[Start Exercise input]

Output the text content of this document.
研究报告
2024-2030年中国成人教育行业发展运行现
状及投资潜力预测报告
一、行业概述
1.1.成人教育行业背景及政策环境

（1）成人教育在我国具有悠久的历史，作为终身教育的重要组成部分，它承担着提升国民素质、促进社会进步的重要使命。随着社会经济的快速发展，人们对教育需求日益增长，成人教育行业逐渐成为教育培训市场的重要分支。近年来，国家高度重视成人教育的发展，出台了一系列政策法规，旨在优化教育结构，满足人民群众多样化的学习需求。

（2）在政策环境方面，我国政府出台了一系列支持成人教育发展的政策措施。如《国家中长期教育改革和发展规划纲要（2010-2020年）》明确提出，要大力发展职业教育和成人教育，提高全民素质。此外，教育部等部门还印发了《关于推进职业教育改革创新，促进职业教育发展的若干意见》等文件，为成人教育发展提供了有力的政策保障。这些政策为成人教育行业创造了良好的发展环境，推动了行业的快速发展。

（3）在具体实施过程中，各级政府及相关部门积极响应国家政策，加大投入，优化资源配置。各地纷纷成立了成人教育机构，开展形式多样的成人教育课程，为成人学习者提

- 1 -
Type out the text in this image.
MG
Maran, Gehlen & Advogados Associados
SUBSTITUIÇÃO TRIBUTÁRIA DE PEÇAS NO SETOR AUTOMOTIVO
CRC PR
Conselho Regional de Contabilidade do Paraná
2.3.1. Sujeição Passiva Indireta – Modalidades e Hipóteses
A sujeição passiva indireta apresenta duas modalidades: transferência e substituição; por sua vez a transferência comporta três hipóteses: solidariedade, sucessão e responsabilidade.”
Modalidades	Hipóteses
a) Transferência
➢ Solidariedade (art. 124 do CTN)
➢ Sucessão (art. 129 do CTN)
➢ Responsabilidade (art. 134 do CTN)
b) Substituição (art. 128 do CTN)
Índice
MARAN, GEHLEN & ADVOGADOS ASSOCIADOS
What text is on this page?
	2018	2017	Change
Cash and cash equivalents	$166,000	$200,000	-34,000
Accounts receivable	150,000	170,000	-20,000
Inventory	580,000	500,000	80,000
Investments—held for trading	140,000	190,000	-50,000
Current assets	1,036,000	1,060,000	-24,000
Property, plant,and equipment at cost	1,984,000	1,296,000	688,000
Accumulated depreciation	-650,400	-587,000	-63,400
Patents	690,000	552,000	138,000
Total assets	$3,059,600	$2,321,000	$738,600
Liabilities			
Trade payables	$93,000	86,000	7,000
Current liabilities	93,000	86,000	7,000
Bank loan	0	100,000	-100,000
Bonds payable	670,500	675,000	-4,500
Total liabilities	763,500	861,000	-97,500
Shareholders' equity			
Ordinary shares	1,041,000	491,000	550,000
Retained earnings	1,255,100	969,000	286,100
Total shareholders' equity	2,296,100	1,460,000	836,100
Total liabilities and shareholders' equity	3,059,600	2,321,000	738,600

[End Exercise input]

## Exercise
Report how many lines in the data include the word "Current", and give nothing but the count.

## Exercise answer
2